-- start of THE INPUT --

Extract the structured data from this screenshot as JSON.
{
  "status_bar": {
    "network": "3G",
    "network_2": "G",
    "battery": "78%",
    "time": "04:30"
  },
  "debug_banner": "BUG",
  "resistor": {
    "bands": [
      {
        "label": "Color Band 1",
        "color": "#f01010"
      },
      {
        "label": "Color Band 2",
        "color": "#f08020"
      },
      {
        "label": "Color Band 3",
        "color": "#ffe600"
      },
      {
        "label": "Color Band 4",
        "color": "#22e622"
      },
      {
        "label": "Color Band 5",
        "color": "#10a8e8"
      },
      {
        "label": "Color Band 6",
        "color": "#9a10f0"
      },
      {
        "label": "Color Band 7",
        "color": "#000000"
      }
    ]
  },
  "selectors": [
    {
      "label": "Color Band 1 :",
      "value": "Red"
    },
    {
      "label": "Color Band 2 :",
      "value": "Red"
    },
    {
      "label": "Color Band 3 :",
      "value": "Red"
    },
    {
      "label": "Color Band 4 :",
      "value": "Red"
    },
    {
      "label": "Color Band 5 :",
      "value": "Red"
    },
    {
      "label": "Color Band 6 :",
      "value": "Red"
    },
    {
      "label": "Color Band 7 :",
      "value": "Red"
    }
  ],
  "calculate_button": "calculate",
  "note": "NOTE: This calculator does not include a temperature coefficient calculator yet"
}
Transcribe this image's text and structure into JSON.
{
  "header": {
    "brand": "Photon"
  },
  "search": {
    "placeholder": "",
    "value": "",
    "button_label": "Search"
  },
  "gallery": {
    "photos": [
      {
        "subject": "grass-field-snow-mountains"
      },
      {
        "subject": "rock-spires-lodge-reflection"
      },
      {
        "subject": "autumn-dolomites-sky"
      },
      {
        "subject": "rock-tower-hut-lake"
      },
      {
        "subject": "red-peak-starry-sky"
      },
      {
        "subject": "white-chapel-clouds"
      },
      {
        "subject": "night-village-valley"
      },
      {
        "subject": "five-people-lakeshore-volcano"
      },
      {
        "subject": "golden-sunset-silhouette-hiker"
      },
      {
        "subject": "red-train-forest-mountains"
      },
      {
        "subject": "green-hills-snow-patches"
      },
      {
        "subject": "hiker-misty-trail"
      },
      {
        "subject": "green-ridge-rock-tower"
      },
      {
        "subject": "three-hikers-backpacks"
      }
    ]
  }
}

-- end of THE INPUT --

* EXERCISE INSTRUCTIONS: Print out every record again, exactly and in full.

* EXERCISE RESULT:
Extract the structured data from this screenshot as JSON.
{
  "status_bar": {
    "network": "3G",
    "network_2": "G",
    "battery": "78%",
    "time": "04:30"
  },
  "debug_banner": "BUG",
  "resistor": {
    "bands": [
      {
        "label": "Color Band 1",
        "color": "#f01010"
      },
      {
        "label": "Color Band 2",
        "color": "#f08020"
      },
      {
        "label": "Color Band 3",
        "color": "#ffe600"
      },
      {
        "label": "Color Band 4",
        "color": "#22e622"
      },
      {
        "label": "Color Band 5",
        "color": "#10a8e8"
      },
      {
        "label": "Color Band 6",
        "color": "#9a10f0"
      },
      {
        "label": "Color Band 7",
        "color": "#000000"
      }
    ]
  },
  "selectors": [
    {
      "label": "Color Band 1 :",
      "value": "Red"
    },
    {
      "label": "Color Band 2 :",
      "value": "Red"
    },
    {
      "label": "Color Band 3 :",
      "value": "Red"
    },
    {
      "label": "Color Band 4 :",
      "value": "Red"
    },
    {
      "label": "Color Band 5 :",
      "value": "Red"
    },
    {
      "label": "Color Band 6 :",
      "value": "Red"
    },
    {
      "label": "Color Band 7 :",
      "value": "Red"
    }
  ],
  "calculate_button": "calculate",
  "note": "NOTE: This calculator does not include a temperature coefficient calculator yet"
}
Transcribe this image's text and structure into JSON.
{
  "header": {
    "brand": "Photon"
  },
  "search": {
    "placeholder": "",
    "value": "",
    "button_label": "Search"
  },
  "gallery": {
    "photos": [
      {
        "subject": "grass-field-snow-mountains"
      },
      {
        "subject": "rock-spires-lodge-reflection"
      },
      {
        "subject": "autumn-dolomites-sky"
      },
      {
        "subject": "rock-tower-hut-lake"
      },
      {
        "subject": "red-peak-starry-sky"
      },
      {
        "subject": "white-chapel-clouds"
      },
      {
        "subject": "night-village-valley"
      },
      {
        "subject": "five-people-lakeshore-volcano"
      },
      {
        "subject": "golden-sunset-silhouette-hiker"
      },
      {
        "subject": "red-train-forest-mountains"
      },
      {
        "subject": "green-hills-snow-patches"
      },
      {
        "subject": "hiker-misty-trail"
      },
      {
        "subject": "green-ridge-rock-tower"
      },
      {
        "subject": "three-hikers-backpacks"
      }
    ]
  }
}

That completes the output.